Write out all of the entries exactly as given.

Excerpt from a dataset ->
--

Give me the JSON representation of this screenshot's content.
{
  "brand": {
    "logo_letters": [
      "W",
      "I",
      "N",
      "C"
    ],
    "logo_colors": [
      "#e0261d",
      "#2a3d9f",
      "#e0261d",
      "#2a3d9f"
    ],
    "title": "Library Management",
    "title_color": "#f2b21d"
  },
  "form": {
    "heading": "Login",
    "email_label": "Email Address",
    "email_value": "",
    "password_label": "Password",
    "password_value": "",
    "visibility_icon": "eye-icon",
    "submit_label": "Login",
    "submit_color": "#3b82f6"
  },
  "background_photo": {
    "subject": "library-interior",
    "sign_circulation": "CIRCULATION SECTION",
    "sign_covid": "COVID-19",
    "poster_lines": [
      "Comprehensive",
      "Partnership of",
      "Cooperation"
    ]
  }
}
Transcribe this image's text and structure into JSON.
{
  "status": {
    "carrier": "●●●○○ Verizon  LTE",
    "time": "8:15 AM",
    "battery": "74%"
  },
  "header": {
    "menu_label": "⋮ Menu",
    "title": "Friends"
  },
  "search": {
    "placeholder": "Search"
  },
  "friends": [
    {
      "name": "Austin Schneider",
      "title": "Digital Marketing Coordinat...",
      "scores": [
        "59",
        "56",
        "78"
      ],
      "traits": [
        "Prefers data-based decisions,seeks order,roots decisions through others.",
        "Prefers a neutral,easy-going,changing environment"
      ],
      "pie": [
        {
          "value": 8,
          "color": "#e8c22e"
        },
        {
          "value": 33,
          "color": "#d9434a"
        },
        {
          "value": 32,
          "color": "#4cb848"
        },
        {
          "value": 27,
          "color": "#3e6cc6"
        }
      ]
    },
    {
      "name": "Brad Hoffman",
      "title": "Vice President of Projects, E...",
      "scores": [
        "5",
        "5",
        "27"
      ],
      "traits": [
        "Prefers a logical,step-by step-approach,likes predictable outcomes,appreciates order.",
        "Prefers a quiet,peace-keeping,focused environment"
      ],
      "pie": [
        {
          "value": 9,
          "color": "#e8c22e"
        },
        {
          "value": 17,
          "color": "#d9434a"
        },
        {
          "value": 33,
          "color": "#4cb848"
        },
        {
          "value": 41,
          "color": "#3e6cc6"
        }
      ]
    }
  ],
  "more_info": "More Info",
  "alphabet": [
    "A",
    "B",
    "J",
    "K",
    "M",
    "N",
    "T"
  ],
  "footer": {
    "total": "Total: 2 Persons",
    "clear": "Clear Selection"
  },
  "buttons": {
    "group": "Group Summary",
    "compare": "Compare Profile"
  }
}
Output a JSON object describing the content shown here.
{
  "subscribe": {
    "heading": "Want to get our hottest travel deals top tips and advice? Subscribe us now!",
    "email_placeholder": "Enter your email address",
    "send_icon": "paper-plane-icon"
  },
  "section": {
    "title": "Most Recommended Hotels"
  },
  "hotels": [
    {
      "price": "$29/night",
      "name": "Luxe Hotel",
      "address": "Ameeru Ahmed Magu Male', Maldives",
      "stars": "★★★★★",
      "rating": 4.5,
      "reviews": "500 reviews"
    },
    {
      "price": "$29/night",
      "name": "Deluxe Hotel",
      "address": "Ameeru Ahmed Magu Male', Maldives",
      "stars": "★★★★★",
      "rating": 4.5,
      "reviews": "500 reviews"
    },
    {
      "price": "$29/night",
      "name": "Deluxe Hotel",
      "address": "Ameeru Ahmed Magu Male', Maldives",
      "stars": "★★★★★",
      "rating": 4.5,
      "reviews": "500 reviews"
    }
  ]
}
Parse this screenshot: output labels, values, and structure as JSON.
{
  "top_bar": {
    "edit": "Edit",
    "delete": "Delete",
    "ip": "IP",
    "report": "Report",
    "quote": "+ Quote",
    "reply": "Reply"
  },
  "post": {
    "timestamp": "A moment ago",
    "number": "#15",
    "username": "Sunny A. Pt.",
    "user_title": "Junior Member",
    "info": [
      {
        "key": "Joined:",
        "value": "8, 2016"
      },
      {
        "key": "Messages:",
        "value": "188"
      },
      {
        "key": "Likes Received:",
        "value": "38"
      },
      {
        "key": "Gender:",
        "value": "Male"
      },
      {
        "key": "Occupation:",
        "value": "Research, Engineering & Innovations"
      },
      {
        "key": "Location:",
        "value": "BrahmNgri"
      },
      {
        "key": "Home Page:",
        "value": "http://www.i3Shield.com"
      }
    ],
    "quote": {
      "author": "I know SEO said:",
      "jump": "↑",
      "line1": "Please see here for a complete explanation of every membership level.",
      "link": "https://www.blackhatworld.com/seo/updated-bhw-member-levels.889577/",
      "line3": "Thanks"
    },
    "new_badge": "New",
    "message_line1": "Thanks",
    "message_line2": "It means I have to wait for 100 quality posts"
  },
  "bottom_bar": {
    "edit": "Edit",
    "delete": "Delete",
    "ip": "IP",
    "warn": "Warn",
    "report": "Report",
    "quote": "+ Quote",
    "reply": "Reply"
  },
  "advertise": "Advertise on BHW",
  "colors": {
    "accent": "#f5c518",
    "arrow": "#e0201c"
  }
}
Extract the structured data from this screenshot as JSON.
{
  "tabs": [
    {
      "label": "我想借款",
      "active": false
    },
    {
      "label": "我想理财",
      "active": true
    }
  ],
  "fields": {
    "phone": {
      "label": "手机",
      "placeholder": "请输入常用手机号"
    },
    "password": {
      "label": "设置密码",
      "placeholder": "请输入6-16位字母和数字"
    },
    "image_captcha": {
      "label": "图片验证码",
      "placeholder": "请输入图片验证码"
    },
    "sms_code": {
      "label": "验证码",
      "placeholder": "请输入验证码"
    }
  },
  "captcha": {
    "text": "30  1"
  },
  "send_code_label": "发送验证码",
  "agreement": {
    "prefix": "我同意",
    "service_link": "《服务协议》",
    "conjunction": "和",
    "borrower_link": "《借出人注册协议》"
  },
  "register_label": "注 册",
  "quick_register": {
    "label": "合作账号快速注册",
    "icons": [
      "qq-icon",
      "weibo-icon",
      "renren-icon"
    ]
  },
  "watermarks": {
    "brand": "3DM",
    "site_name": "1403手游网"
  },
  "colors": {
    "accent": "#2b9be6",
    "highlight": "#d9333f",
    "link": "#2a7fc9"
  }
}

--

Final answer ->
Give me the JSON representation of this screenshot's content.
{
  "brand": {
    "logo_letters": [
      "W",
      "I",
      "N",
      "C"
    ],
    "logo_colors": [
      "#e0261d",
      "#2a3d9f",
      "#e0261d",
      "#2a3d9f"
    ],
    "title": "Library Management",
    "title_color": "#f2b21d"
  },
  "form": {
    "heading": "Login",
    "email_label": "Email Address",
    "email_value": "",
    "password_label": "Password",
    "password_value": "",
    "visibility_icon": "eye-icon",
    "submit_label": "Login",
    "submit_color": "#3b82f6"
  },
  "background_photo": {
    "subject": "library-interior",
    "sign_circulation": "CIRCULATION SECTION",
    "sign_covid": "COVID-19",
    "poster_lines": [
      "Comprehensive",
      "Partnership of",
      "Cooperation"
    ]
  }
}
Transcribe this image's text and structure into JSON.
{
  "status": {
    "carrier": "●●●○○ Verizon  LTE",
    "time": "8:15 AM",
    "battery": "74%"
  },
  "header": {
    "menu_label": "⋮ Menu",
    "title": "Friends"
  },
  "search": {
    "placeholder": "Search"
  },
  "friends": [
    {
      "name": "Austin Schneider",
      "title": "Digital Marketing Coordinat...",
      "scores": [
        "59",
        "56",
        "78"
      ],
      "traits": [
        "Prefers data-based decisions,seeks order,roots decisions through others.",
        "Prefers a neutral,easy-going,changing environment"
      ],
      "pie": [
        {
          "value": 8,
          "color": "#e8c22e"
        },
        {
          "value": 33,
          "color": "#d9434a"
        },
        {
          "value": 32,
          "color": "#4cb848"
        },
        {
          "value": 27,
          "color": "#3e6cc6"
        }
      ]
    },
    {
      "name": "Brad Hoffman",
      "title": "Vice President of Projects, E...",
      "scores": [
        "5",
        "5",
        "27"
      ],
      "traits": [
        "Prefers a logical,step-by step-approach,likes predictable outcomes,appreciates order.",
        "Prefers a quiet,peace-keeping,focused environment"
      ],
      "pie": [
        {
          "value": 9,
          "color": "#e8c22e"
        },
        {
          "value": 17,
          "color": "#d9434a"
        },
        {
          "value": 33,
          "color": "#4cb848"
        },
        {
          "value": 41,
          "color": "#3e6cc6"
        }
      ]
    }
  ],
  "more_info": "More Info",
  "alphabet": [
    "A",
    "B",
    "J",
    "K",
    "M",
    "N",
    "T"
  ],
  "footer": {
    "total": "Total: 2 Persons",
    "clear": "Clear Selection"
  },
  "buttons": {
    "group": "Group Summary",
    "compare": "Compare Profile"
  }
}
Output a JSON object describing the content shown here.
{
  "subscribe": {
    "heading": "Want to get our hottest travel deals top tips and advice? Subscribe us now!",
    "email_placeholder": "Enter your email address",
    "send_icon": "paper-plane-icon"
  },
  "section": {
    "title": "Most Recommended Hotels"
  },
  "hotels": [
    {
      "price": "$29/night",
      "name": "Luxe Hotel",
      "address": "Ameeru Ahmed Magu Male', Maldives",
      "stars": "★★★★★",
      "rating": 4.5,
      "reviews": "500 reviews"
    },
    {
      "price": "$29/night",
      "name": "Deluxe Hotel",
      "address": "Ameeru Ahmed Magu Male', Maldives",
      "stars": "★★★★★",
      "rating": 4.5,
      "reviews": "500 reviews"
    },
    {
      "price": "$29/night",
      "name": "Deluxe Hotel",
      "address": "Ameeru Ahmed Magu Male', Maldives",
      "stars": "★★★★★",
      "rating": 4.5,
      "reviews": "500 reviews"
    }
  ]
}
Parse this screenshot: output labels, values, and structure as JSON.
{
  "top_bar": {
    "edit": "Edit",
    "delete": "Delete",
    "ip": "IP",
    "report": "Report",
    "quote": "+ Quote",
    "reply": "Reply"
  },
  "post": {
    "timestamp": "A moment ago",
    "number": "#15",
    "username": "Sunny A. Pt.",
    "user_title": "Junior Member",
    "info": [
      {
        "key": "Joined:",
        "value": "8, 2016"
      },
      {
        "key": "Messages:",
        "value": "188"
      },
      {
        "key": "Likes Received:",
        "value": "38"
      },
      {
        "key": "Gender:",
        "value": "Male"
      },
      {
        "key": "Occupation:",
        "value": "Research, Engineering & Innovations"
      },
      {
        "key": "Location:",
        "value": "BrahmNgri"
      },
      {
        "key": "Home Page:",
        "value": "http://www.i3Shield.com"
      }
    ],
    "quote": {
      "author": "I know SEO said:",
      "jump": "↑",
      "line1": "Please see here for a complete explanation of every membership level.",
      "link": "https://www.blackhatworld.com/seo/updated-bhw-member-levels.889577/",
      "line3": "Thanks"
    },
    "new_badge": "New",
    "message_line1": "Thanks",
    "message_line2": "It means I have to wait for 100 quality posts"
  },
  "bottom_bar": {
    "edit": "Edit",
    "delete": "Delete",
    "ip": "IP",
    "warn": "Warn",
    "report": "Report",
    "quote": "+ Quote",
    "reply": "Reply"
  },
  "advertise": "Advertise on BHW",
  "colors": {
    "accent": "#f5c518",
    "arrow": "#e0201c"
  }
}
Extract the structured data from this screenshot as JSON.
{
  "tabs": [
    {
      "label": "我想借款",
      "active": false
    },
    {
      "label": "我想理财",
      "active": true
    }
  ],
  "fields": {
    "phone": {
      "label": "手机",
      "placeholder": "请输入常用手机号"
    },
    "password": {
      "label": "设置密码",
      "placeholder": "请输入6-16位字母和数字"
    },
    "image_captcha": {
      "label": "图片验证码",
      "placeholder": "请输入图片验证码"
    },
    "sms_code": {
      "label": "验证码",
      "placeholder": "请输入验证码"
    }
  },
  "captcha": {
    "text": "30  1"
  },
  "send_code_label": "发送验证码",
  "agreement": {
    "prefix": "我同意",
    "service_link": "《服务协议》",
    "conjunction": "和",
    "borrower_link": "《借出人注册协议》"
  },
  "register_label": "注 册",
  "quick_register": {
    "label": "合作账号快速注册",
    "icons": [
      "qq-icon",
      "weibo-icon",
      "renren-icon"
    ]
  },
  "watermarks": {
    "brand": "3DM",
    "site_name": "1403手游网"
  },
  "colors": {
    "accent": "#2b9be6",
    "highlight": "#d9333f",
    "link": "#2a7fc9"
  }
}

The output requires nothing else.